◆ Challenge:
Transcribe the part of the forum thread below that falls between "## CrocKeeper (Dec" and "Don't apologize!", inclusive.

──────── Source text ────────

# Where In the world Is Crockeeper?



## Puddjuice (Mar 11, 2004)

I haven't heard or seen any of his posts in like I think I counted 5 days. Thats usually a lot for a Mod not to be on.


----------



## piranha45 (Apr 8, 2003)

perhaps he thinks the questions brought up in the past 5 days have been answered adequately by others already, or perhaps keeping countless reptile specimens is a job that can keep you from the computer for quite a while.

*There's no reason to get on his case about it. B. Scott of the Cichlid forum hasn't posted in 2 months. These people have lives outside of fury and if they forget about it for a while that's their business.*


----------



## Atlanta Braves Baby! (Mar 12, 2003)

piranha45 said:


> perhaps he thinks the questions brought up in the past 5 days have been answered adequately by others already, or perhaps keeping countless reptile specimens is a job that can keep you from the computer for quite a while.
> 
> *There's no reason to get on his case about it. B. Scott of the Cichlid forum hasn't posted in 2 months. These people have lives outside of fury and if they forget about it for a while that's their business.*


 Very true. He will be back dont worry.


----------



## Kory (Jun 5, 2003)

He's a busy man he will be on when he has time.


----------



## Puddjuice (Mar 11, 2004)

Oh I wasn't trying to get on his case.







I was just curious to where he was. Sorry for ( getting on his case).


----------



## CrocKeeper (Dec 26, 2003)

> Oh I wasn't trying to get on his case. I was just curious to where he was. Sorry for ( getting on his case).


Don't apologize!

──────── Source data ────────

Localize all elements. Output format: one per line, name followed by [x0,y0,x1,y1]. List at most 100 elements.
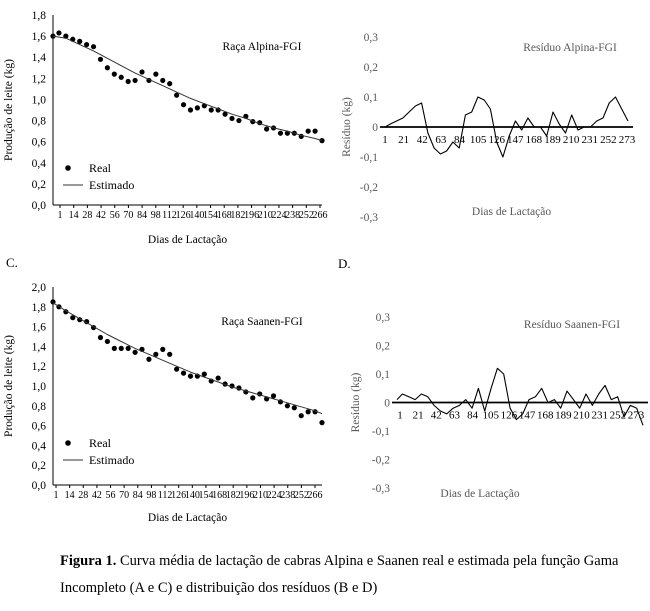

────────

◆ Solution to this task:
## CrocKeeper (Dec 26, 2003)

> Oh I wasn't trying to get on his case. I was just curious to where he was. Sorry for ( getting on his case).


Don't apologize!